[Excerpt from a dataset]
>> begin
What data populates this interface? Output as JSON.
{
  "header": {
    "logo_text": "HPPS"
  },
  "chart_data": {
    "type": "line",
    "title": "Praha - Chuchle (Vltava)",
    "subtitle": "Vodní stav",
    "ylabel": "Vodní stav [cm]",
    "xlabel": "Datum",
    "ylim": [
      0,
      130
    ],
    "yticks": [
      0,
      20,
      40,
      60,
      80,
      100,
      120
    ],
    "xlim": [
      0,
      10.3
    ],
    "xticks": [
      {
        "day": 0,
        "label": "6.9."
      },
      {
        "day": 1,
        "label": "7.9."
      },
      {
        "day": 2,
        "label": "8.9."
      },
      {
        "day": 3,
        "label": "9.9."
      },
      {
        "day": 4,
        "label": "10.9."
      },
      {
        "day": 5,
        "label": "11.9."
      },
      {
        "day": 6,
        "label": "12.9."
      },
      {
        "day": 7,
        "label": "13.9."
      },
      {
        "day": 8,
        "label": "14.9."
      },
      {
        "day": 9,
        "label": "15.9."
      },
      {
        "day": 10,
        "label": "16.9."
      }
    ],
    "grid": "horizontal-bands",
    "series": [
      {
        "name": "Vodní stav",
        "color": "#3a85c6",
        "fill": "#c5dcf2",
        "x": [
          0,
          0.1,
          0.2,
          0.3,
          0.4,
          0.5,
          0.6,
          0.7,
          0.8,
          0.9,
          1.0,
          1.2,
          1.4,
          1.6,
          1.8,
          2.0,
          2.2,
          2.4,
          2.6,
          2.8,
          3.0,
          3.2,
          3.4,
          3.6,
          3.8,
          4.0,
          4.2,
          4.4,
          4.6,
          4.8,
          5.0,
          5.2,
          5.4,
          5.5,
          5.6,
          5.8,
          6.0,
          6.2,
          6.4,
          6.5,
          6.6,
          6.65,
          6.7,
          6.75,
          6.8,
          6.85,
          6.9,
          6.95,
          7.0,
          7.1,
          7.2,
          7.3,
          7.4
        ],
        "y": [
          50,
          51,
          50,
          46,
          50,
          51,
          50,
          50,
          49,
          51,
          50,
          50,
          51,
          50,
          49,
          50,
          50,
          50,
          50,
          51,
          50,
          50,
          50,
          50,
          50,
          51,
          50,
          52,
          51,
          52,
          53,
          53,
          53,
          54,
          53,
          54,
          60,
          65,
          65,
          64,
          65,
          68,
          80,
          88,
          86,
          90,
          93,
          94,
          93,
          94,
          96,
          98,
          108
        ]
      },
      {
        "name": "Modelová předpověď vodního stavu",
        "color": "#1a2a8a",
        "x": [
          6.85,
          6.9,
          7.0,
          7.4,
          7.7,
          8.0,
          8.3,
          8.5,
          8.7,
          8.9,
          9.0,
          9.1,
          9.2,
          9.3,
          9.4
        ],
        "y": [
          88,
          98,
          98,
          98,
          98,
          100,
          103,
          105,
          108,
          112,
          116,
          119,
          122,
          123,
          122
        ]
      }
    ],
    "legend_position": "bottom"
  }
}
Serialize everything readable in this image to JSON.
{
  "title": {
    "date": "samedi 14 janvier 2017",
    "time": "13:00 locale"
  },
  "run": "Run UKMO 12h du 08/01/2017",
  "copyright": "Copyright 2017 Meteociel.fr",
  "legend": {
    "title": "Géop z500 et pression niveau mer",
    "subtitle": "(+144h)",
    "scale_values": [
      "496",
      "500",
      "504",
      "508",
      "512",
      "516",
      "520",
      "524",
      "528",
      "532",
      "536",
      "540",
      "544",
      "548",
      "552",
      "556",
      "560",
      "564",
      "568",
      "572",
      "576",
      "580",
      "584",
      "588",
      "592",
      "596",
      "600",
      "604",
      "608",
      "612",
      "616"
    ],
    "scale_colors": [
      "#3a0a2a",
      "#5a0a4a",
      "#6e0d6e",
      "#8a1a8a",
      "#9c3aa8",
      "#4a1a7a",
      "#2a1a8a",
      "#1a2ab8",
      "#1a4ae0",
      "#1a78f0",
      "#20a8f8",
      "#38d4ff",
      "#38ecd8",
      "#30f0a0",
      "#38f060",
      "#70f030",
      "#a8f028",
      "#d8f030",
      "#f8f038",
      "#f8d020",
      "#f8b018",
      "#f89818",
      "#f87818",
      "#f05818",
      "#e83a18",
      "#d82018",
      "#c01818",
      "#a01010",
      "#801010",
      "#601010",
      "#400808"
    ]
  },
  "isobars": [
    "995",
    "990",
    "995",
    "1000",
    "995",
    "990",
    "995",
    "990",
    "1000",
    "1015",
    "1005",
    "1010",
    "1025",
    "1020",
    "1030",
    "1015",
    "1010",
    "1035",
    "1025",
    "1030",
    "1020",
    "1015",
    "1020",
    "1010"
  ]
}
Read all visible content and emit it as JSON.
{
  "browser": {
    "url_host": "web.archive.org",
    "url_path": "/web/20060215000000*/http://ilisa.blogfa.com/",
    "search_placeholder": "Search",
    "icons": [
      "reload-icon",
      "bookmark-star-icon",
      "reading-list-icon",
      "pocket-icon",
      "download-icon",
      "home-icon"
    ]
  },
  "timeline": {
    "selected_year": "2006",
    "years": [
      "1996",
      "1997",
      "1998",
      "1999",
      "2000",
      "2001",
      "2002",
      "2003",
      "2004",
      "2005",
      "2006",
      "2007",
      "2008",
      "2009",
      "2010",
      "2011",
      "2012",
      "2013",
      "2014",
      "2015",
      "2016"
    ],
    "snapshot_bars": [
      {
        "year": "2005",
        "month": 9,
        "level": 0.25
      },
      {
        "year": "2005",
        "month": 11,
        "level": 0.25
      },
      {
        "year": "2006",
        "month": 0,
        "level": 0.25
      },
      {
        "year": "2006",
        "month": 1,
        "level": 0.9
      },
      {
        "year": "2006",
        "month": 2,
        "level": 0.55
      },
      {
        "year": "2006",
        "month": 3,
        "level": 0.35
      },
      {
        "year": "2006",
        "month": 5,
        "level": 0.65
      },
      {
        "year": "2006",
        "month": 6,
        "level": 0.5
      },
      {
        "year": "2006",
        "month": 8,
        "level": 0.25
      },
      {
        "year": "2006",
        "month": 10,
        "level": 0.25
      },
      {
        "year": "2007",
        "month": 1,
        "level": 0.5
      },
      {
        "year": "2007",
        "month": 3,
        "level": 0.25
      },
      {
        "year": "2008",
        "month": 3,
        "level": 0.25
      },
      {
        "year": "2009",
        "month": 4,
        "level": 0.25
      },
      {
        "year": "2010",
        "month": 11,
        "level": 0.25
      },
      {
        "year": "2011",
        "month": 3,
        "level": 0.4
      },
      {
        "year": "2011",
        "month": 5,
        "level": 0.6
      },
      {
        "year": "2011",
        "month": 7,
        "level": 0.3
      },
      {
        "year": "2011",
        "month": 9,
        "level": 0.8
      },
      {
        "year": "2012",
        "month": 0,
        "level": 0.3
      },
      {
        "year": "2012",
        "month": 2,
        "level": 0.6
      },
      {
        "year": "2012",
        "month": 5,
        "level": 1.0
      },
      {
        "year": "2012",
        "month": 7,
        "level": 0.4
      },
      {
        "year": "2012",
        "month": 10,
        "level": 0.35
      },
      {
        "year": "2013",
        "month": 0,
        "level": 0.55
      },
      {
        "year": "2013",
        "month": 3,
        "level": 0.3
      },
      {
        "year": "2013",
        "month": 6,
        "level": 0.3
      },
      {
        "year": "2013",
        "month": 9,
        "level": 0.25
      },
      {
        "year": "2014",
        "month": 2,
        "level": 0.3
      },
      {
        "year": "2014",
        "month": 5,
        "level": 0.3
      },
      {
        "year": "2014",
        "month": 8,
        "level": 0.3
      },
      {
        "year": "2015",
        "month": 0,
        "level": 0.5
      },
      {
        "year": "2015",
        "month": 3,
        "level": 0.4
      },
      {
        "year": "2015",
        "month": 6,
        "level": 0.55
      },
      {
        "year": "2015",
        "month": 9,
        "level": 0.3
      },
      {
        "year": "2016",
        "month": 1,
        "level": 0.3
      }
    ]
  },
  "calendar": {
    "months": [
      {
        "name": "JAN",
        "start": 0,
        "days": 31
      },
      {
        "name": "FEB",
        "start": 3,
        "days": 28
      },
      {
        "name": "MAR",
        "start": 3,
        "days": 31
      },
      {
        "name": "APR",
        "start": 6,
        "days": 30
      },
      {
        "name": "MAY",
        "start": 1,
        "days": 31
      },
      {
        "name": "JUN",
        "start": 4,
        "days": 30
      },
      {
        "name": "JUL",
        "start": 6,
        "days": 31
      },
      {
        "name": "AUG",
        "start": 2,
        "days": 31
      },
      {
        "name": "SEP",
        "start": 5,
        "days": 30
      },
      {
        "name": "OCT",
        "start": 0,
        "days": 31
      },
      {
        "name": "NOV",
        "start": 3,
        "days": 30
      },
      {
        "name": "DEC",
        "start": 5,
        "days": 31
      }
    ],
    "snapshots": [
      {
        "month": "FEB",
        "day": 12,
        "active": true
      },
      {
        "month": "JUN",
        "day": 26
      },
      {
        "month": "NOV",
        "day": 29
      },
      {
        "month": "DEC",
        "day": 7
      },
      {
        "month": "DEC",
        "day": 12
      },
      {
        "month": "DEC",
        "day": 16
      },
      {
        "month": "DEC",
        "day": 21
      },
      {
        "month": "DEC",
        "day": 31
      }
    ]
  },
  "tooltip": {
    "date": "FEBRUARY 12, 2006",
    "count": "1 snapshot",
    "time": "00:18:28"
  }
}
>> end
== TASK GOAL ==
Only the number is wanted: how many lines in the entries above contain the string "this"?

== EXERCISE RESULT ==
2